**Objective**
Count how many lines below contain the word "hakuehdot", then give that number alone.

::: Record excerpts

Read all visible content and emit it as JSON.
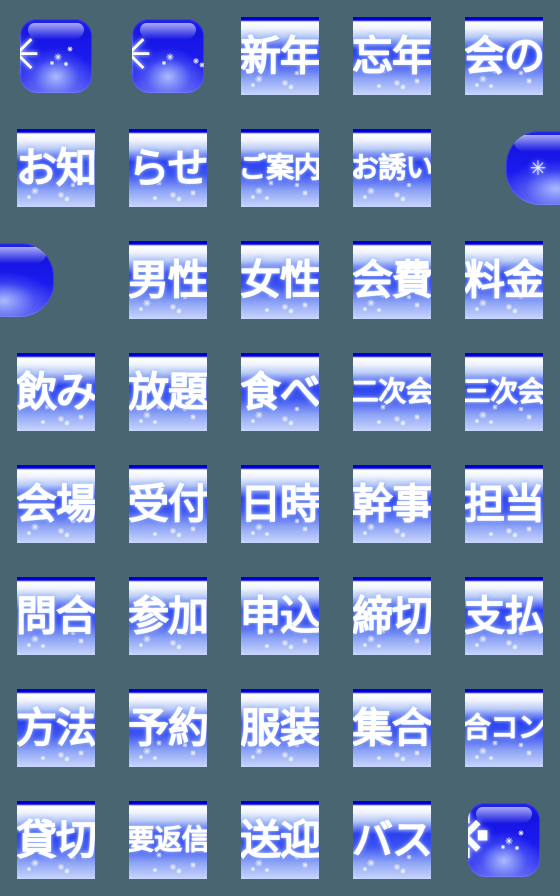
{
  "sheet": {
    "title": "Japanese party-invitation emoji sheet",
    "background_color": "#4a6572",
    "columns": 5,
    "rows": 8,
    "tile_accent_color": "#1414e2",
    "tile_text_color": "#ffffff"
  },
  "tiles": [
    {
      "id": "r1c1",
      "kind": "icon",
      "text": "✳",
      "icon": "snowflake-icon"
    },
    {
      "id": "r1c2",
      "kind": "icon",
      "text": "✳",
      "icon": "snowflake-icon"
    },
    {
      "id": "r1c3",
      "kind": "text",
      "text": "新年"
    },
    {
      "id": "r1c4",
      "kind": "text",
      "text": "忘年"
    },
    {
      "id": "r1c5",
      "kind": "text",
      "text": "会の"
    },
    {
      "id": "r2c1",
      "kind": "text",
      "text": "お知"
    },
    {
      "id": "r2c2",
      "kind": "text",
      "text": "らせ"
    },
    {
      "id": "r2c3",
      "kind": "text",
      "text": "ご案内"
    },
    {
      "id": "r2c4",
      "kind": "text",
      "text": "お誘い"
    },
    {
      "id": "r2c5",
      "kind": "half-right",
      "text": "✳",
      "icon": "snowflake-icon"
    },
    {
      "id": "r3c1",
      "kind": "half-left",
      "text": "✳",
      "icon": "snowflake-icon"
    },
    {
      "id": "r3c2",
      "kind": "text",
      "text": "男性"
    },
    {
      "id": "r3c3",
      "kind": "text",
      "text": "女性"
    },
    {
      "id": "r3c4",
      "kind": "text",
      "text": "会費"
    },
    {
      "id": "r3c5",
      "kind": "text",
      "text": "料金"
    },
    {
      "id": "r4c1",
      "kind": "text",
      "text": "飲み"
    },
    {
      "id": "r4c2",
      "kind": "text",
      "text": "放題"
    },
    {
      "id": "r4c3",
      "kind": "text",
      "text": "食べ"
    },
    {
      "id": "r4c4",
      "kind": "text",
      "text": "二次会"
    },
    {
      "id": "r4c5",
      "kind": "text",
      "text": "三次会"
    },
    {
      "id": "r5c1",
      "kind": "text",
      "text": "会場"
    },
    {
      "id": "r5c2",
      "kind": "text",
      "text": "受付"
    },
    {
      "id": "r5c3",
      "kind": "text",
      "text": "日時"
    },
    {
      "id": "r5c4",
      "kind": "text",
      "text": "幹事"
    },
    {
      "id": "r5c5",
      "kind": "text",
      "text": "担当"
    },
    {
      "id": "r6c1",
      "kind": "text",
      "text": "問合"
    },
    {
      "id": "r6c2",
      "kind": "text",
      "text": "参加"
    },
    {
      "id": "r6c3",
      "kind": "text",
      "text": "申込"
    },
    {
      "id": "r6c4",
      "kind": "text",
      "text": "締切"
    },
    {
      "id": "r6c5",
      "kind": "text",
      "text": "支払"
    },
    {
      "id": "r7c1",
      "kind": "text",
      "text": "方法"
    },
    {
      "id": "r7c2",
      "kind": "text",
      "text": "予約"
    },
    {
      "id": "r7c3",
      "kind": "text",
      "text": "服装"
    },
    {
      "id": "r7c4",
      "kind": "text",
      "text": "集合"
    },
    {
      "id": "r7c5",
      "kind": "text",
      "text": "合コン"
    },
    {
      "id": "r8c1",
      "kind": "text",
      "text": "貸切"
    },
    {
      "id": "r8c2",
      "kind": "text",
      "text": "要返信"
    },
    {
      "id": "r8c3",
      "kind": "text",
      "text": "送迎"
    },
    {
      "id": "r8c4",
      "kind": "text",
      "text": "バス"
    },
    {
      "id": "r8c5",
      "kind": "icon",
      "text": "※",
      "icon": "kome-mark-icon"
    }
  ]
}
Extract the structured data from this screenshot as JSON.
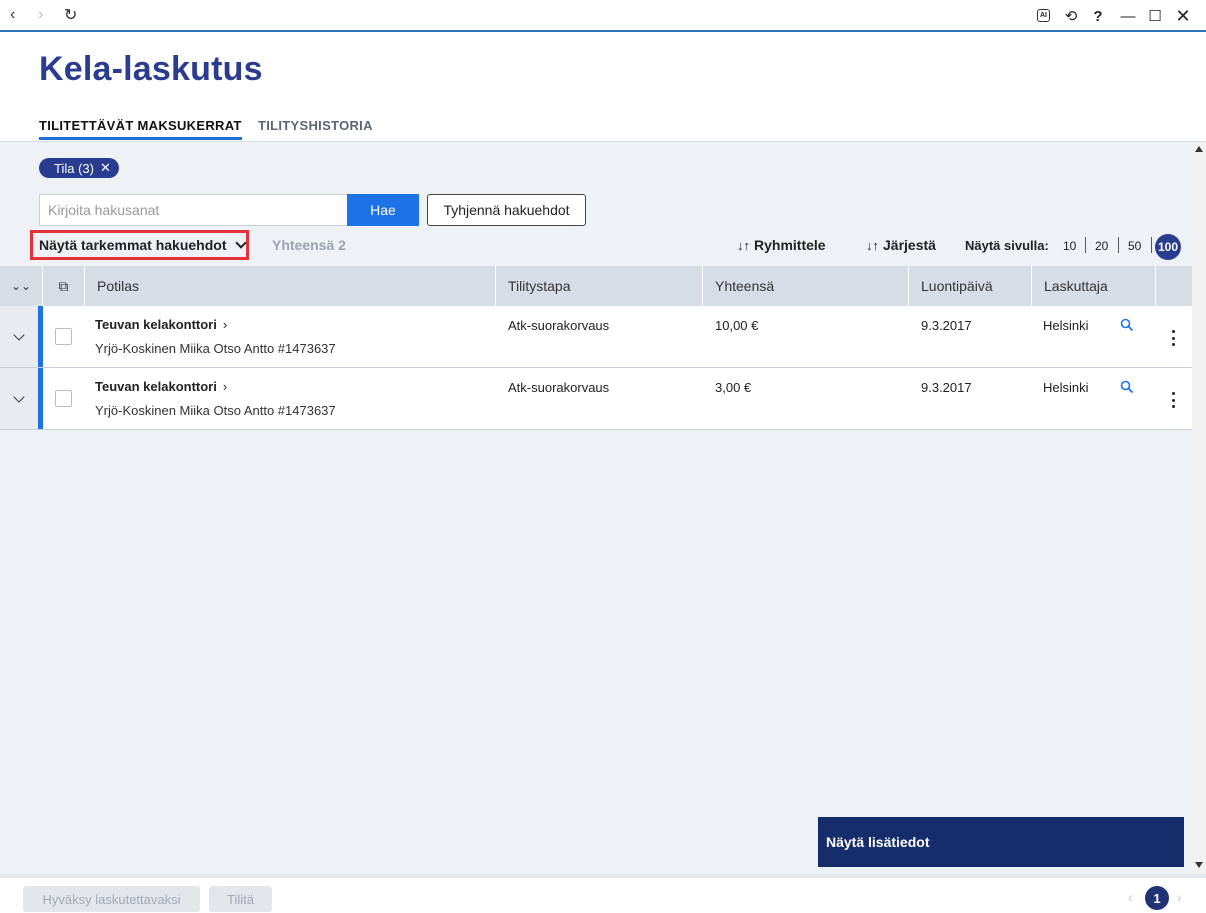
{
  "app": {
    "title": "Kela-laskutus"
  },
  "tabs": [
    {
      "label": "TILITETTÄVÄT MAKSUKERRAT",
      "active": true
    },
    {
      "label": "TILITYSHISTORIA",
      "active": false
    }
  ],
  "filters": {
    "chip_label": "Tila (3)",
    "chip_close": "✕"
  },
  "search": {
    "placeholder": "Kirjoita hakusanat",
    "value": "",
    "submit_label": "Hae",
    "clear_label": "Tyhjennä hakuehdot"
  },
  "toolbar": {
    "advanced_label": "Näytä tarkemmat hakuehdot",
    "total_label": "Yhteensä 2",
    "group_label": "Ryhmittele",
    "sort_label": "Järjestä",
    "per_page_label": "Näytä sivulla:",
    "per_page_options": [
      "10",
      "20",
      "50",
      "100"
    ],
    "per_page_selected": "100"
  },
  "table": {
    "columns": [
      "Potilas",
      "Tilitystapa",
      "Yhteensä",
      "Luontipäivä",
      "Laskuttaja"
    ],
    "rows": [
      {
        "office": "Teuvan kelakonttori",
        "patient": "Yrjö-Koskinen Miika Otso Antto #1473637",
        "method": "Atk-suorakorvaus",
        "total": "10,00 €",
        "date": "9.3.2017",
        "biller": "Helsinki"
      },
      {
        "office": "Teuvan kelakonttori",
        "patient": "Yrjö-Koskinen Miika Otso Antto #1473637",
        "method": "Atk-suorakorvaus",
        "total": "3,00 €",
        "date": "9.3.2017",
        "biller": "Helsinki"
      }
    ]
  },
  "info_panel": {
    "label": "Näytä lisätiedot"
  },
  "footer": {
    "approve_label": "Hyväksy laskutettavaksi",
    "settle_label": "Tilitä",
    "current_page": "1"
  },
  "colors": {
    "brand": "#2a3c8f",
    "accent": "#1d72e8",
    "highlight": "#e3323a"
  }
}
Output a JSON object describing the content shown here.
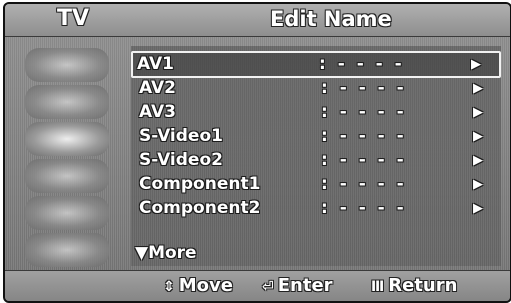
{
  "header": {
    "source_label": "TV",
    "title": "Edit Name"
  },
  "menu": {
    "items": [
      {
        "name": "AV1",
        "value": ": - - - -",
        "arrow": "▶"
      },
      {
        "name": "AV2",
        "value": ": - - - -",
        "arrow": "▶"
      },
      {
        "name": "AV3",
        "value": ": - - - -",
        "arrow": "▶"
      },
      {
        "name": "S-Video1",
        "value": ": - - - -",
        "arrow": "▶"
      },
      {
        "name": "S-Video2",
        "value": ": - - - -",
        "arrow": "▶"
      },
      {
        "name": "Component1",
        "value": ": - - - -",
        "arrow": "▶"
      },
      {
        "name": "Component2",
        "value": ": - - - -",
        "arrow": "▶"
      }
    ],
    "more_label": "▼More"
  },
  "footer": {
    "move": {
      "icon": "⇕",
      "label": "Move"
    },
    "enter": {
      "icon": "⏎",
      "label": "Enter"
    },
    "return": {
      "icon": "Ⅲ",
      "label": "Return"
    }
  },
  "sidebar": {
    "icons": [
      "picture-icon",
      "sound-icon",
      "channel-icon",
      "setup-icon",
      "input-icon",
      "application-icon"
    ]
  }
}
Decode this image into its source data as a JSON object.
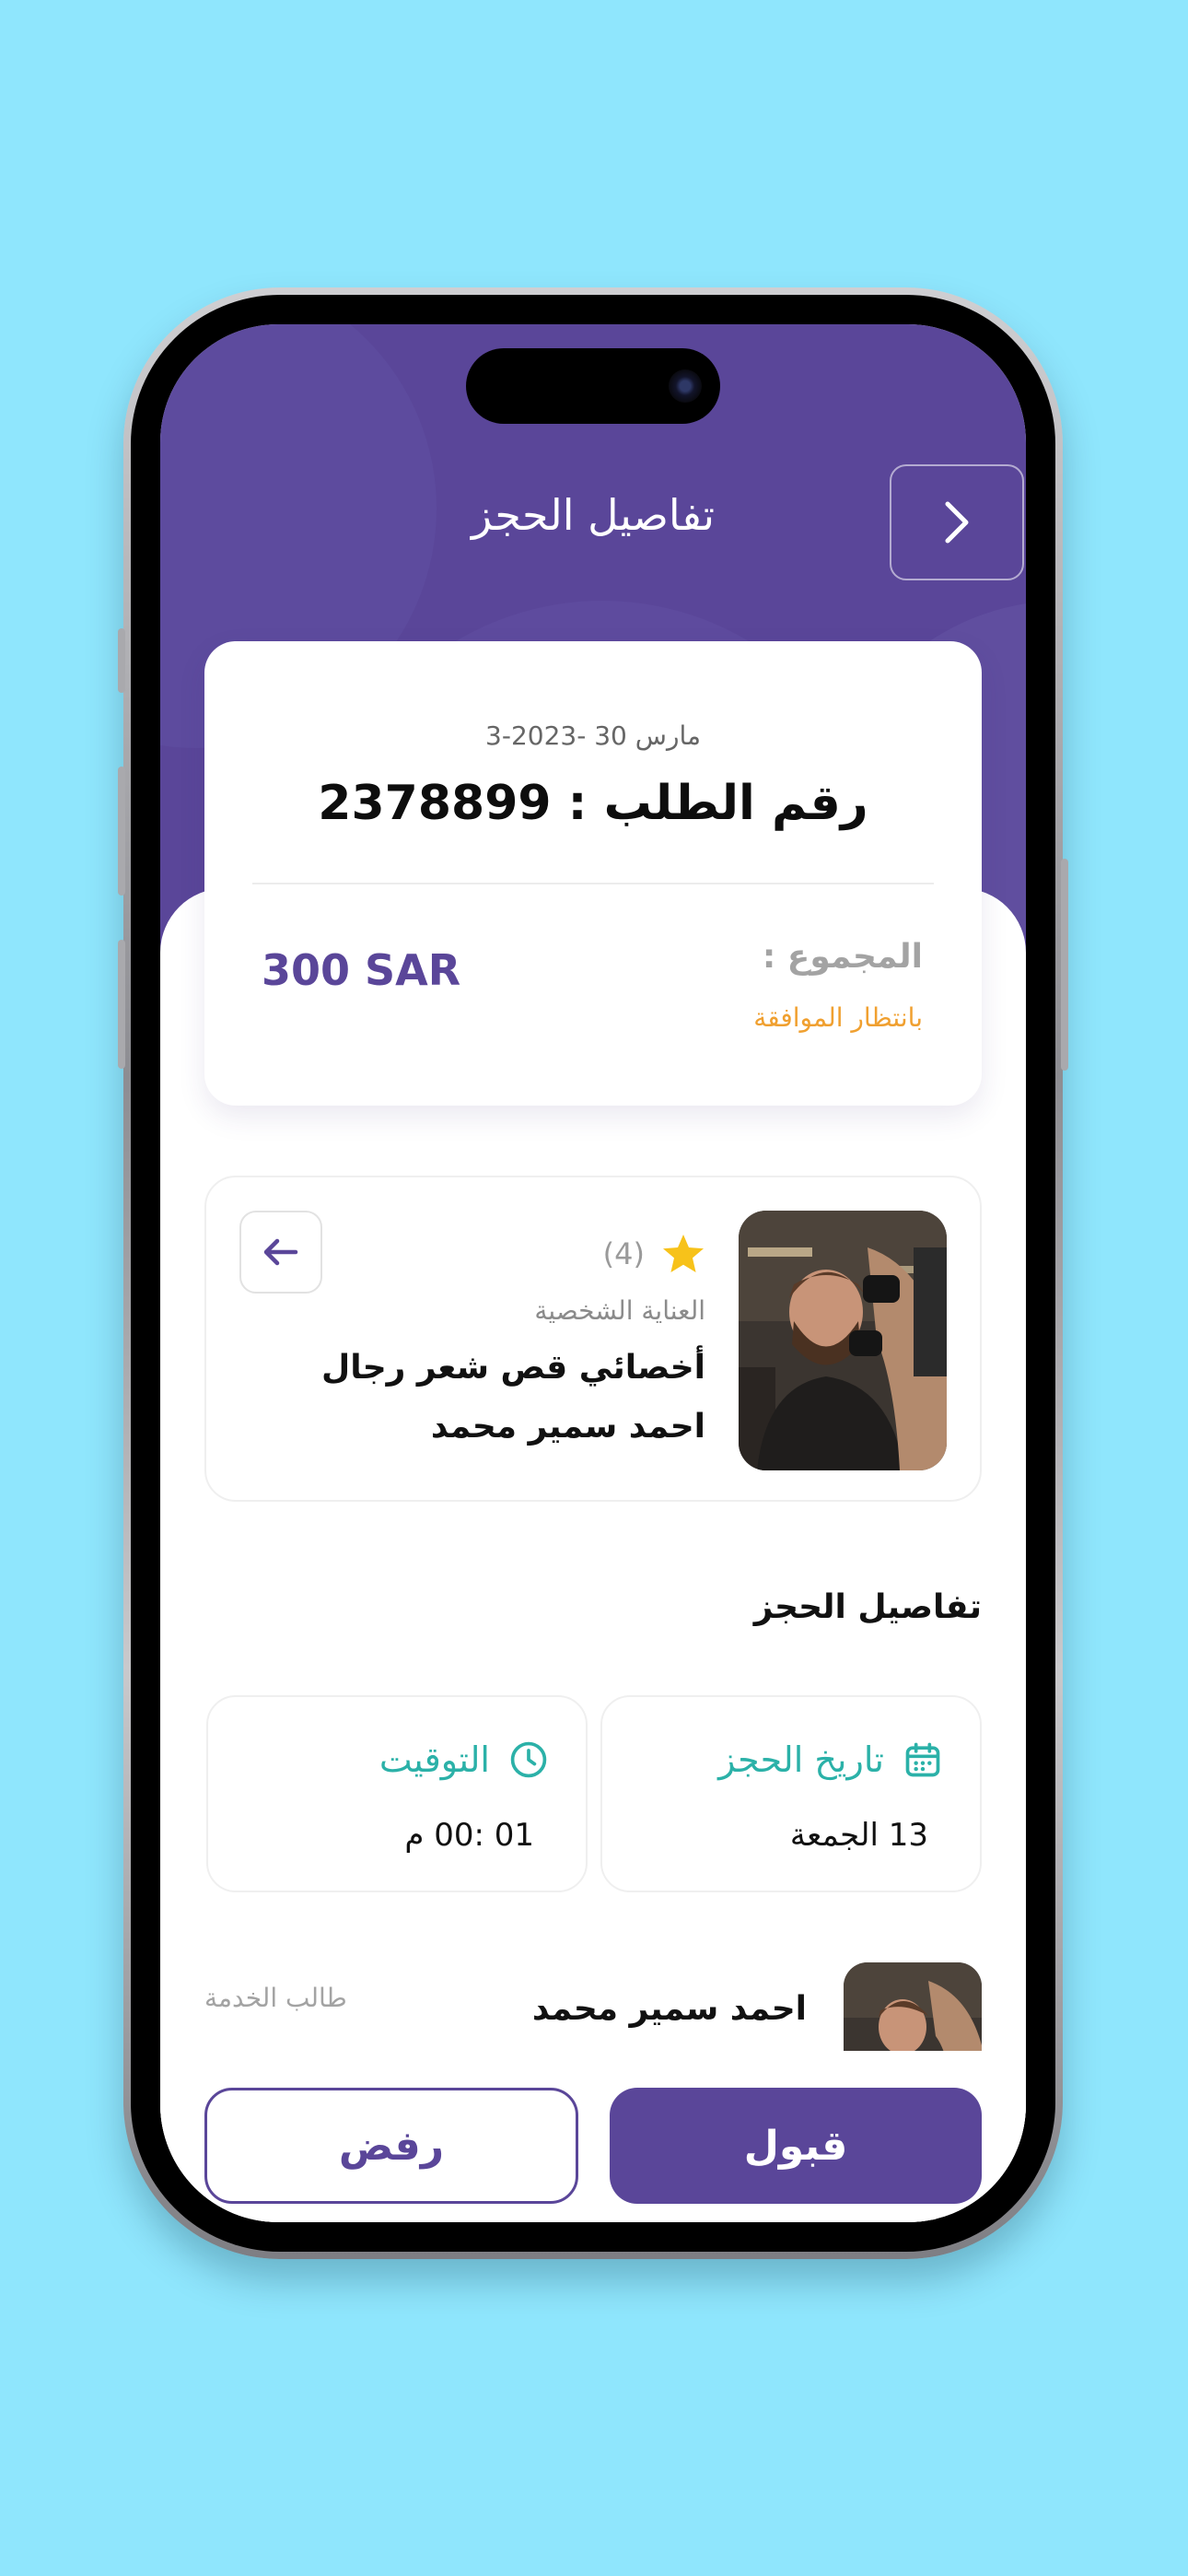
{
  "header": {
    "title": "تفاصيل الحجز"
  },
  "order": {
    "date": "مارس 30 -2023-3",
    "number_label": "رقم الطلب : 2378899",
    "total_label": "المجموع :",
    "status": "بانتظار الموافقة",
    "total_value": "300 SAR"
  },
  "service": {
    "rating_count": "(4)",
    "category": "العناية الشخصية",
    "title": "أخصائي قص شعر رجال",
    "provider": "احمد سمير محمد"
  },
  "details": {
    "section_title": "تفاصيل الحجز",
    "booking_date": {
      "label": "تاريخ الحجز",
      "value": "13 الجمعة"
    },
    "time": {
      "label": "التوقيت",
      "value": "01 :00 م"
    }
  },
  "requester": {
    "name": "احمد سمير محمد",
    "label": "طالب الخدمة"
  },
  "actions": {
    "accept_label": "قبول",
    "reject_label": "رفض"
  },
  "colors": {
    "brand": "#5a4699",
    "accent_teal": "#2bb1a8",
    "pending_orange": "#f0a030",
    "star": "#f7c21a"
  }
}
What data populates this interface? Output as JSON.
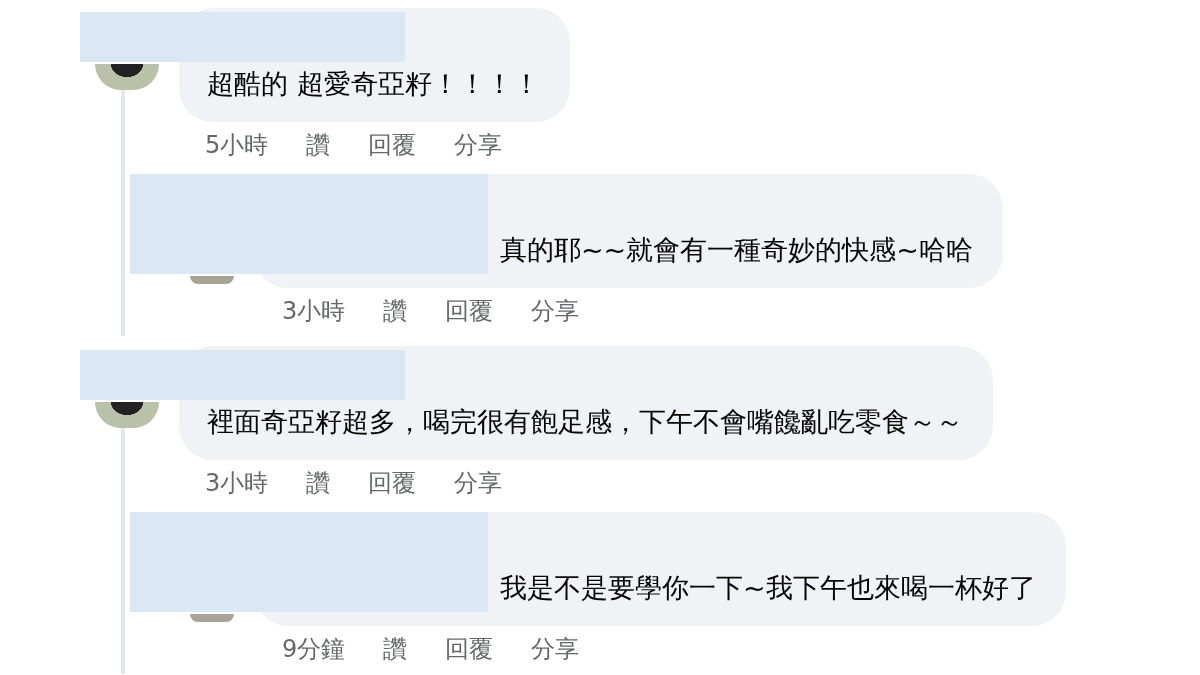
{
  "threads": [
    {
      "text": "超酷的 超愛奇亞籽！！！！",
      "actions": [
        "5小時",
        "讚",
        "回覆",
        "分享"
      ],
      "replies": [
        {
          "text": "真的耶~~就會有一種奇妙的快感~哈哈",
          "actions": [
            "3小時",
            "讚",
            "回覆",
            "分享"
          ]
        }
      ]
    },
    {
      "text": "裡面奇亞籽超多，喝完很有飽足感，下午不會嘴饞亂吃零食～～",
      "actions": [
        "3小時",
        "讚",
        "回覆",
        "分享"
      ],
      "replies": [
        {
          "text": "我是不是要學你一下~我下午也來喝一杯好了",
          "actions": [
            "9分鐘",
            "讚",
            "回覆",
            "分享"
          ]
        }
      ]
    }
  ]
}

::::::

**The response**
2